Document extract ::
=-=-=-=-=

And—if you have read these novels before, perhaps a long, long time ago—you may be surprised to discover that Spillane isn't just the remarkable entertainer you remember, but a distinctive literary stylist ... if not an “author” (a word he despises, always reminding us that he is a “writer,” and proud to be one), that his work nonetheless belongs on the same short shelf as that of Dashiell Hammett and Raymond Chandler.
I'll give you the literary lowdown a few pages from now and make the “case” for Mickey Spillane and Mike Hammer as more than a mere entertainer and the pop-culture phenomenon he created. First, I want to get personal—and that's fitting, because at the core of Spillane's success is the personal nature of his storytelling. Mike Hammer is always motivated not by a client who walks in the door, but the murder of a friend. He is a detective, yes, and a much better one than he is ever given credit for; but he is, first and last, an avenger.

=-=-=-=-=

Entries supplied ::
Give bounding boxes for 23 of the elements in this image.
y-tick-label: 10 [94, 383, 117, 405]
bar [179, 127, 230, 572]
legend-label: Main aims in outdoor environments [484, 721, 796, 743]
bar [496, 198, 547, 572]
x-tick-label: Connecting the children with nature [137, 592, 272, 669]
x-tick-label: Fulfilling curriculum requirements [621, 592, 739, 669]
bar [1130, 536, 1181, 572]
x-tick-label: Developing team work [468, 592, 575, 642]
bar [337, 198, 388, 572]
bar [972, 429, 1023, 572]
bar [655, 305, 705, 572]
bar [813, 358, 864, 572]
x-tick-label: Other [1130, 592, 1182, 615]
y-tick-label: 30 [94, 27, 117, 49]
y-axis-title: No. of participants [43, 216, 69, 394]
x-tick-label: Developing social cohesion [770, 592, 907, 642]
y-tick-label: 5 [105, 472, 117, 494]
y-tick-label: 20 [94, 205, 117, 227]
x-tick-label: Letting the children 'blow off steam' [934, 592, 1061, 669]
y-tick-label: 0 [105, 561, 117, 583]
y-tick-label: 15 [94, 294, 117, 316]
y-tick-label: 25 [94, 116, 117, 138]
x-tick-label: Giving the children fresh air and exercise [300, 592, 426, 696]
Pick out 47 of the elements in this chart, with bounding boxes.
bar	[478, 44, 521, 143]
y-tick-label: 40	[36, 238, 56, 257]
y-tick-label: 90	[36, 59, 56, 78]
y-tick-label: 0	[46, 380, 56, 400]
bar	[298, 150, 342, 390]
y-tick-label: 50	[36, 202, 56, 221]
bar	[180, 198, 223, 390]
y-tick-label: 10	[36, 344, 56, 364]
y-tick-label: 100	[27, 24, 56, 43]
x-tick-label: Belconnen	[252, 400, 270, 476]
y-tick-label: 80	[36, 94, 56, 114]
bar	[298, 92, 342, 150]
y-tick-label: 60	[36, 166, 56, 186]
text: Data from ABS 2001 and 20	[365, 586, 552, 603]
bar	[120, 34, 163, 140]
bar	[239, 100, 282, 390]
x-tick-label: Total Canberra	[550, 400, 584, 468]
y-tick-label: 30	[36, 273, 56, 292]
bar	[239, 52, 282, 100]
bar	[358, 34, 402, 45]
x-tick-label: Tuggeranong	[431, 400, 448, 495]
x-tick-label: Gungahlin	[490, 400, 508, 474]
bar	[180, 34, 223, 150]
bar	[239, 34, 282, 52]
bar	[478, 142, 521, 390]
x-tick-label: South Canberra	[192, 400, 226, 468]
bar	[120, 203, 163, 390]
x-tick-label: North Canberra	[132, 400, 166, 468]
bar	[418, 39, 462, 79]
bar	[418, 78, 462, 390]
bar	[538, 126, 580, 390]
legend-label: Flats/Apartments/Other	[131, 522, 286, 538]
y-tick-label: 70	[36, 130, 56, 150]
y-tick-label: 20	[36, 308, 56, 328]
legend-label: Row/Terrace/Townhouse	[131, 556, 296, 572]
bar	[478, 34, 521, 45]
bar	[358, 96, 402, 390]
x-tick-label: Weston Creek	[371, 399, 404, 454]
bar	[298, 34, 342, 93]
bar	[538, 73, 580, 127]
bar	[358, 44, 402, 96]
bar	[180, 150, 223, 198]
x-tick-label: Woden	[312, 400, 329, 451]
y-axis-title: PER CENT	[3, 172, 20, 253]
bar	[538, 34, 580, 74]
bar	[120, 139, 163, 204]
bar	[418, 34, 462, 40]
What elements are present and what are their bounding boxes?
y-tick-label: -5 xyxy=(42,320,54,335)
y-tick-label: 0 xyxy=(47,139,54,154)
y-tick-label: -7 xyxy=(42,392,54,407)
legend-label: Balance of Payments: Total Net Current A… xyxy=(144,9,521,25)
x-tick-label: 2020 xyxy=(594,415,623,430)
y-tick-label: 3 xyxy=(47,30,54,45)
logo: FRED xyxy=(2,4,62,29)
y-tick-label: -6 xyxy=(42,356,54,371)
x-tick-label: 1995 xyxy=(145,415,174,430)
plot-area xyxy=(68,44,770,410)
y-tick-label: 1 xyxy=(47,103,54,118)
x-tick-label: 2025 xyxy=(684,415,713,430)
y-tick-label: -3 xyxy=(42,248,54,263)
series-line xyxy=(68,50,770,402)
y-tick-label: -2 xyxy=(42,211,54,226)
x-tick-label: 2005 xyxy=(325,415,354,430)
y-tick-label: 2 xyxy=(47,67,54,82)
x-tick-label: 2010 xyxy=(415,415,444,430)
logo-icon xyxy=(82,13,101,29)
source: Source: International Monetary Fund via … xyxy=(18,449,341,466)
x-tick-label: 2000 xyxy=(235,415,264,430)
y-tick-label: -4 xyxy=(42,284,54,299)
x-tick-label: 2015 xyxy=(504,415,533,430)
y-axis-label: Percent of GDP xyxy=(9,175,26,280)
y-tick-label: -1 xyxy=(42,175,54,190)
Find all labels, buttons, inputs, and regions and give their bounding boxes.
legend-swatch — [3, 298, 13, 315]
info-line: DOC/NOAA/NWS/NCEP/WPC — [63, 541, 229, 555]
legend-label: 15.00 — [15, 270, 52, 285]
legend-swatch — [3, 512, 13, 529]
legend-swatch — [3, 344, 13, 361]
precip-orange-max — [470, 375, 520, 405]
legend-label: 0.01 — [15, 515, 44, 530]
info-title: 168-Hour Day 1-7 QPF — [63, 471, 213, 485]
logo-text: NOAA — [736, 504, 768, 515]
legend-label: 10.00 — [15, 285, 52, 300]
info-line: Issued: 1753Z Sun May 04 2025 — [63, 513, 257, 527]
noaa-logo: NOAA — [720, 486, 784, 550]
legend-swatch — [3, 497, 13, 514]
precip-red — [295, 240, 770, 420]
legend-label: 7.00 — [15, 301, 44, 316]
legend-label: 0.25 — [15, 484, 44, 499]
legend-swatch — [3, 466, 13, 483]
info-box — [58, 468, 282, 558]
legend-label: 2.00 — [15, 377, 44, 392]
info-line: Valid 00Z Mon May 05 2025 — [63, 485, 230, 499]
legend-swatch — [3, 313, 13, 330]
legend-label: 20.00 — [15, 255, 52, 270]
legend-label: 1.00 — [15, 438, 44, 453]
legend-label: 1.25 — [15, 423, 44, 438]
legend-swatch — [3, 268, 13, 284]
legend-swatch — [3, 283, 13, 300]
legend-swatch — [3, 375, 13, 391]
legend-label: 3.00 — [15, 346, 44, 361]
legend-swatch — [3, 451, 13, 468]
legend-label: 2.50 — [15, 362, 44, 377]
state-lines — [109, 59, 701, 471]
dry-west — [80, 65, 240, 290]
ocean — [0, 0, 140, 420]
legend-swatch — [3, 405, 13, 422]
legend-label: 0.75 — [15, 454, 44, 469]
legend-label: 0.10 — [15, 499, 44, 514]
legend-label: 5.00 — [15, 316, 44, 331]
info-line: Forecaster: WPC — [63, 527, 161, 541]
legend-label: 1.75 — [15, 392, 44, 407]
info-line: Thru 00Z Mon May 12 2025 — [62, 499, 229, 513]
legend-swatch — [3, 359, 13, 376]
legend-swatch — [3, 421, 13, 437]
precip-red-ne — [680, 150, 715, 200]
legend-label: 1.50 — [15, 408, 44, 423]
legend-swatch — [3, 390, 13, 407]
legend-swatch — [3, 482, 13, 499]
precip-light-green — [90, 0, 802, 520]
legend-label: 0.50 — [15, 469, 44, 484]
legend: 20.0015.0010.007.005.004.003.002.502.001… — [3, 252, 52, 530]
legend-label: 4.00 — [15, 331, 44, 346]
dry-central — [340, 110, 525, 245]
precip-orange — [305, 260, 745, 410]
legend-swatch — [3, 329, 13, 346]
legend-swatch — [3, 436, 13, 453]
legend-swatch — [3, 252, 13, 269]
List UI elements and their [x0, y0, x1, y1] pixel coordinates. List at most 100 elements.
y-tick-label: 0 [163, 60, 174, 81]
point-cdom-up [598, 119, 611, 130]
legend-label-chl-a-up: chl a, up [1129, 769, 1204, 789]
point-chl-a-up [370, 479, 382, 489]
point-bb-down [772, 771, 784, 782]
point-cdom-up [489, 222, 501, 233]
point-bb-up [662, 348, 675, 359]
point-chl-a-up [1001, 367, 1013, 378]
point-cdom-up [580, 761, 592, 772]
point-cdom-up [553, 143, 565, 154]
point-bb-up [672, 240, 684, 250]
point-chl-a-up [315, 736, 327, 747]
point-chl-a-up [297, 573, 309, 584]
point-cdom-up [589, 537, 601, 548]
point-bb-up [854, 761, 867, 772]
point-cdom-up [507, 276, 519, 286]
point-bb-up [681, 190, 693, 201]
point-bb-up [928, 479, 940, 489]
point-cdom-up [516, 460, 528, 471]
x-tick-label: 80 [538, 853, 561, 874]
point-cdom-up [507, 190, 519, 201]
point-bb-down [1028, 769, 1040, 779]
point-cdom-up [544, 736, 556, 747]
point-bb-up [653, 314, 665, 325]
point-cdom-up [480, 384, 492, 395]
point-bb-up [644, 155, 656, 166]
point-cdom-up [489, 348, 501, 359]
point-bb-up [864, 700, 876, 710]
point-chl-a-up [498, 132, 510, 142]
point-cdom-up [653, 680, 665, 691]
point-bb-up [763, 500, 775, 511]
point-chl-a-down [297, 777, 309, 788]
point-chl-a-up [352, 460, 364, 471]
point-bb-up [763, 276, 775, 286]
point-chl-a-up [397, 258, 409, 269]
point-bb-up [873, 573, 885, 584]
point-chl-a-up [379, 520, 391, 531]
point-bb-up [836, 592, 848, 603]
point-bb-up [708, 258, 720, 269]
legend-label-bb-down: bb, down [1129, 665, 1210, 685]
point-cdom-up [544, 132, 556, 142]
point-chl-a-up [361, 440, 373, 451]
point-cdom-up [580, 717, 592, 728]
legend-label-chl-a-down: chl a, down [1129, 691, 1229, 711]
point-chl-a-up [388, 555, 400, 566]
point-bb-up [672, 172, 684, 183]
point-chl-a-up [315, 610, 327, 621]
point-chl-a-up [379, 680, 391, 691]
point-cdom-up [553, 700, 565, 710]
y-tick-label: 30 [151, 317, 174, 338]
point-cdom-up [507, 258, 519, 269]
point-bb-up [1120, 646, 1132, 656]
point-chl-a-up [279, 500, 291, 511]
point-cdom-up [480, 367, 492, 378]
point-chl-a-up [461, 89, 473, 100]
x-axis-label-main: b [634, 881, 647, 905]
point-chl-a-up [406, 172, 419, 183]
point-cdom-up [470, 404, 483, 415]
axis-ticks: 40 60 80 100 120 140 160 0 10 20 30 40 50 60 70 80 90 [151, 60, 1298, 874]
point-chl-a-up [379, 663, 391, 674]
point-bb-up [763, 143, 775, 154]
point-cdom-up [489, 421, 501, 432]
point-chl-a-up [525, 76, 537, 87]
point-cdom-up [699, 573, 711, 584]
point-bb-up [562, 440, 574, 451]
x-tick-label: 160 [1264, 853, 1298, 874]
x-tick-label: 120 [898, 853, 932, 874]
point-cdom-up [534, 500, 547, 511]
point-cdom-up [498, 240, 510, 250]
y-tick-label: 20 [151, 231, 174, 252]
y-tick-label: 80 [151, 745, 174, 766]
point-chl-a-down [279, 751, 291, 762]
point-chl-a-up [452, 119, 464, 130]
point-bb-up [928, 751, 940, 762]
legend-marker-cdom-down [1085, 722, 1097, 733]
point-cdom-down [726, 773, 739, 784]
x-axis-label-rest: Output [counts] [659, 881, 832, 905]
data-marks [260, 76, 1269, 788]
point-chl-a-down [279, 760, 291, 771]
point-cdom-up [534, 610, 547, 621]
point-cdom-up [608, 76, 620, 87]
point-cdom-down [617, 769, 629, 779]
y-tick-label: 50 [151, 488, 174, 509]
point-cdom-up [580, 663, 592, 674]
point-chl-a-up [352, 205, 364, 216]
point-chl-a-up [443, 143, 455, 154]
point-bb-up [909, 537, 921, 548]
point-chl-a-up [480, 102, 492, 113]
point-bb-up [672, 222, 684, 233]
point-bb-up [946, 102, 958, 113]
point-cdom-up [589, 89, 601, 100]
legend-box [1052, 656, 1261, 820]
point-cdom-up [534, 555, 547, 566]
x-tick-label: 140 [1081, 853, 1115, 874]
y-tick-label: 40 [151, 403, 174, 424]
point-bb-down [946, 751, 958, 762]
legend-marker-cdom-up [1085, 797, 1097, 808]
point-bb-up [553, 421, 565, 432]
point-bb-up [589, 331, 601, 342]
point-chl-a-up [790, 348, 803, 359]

=-=-=-=-=

Required actions ::
1 – In the Spillane passage, what motivates Mike Hammer instead of a client who walks in the door?
2 – Return the stretch of the Spillane passage from "I'll give you" through "last, an avenger.", word for word.

Solutions for each task ::
1 – The murder of a friend.

2 –
I'll give you the literary lowdown a few pages from now and make the “case” for Mickey Spillane and Mike Hammer as more than a mere entertainer and the pop-culture phenomenon he created. First, I want to get personal—and that's fitting, because at the core of Spillane's success is the personal nature of his storytelling. Mike Hammer is always motivated not by a client who walks in the door, but the murder of a friend. He is a detective, yes, and a much better one than he is ever given credit for; but he is, first and last, an avenger.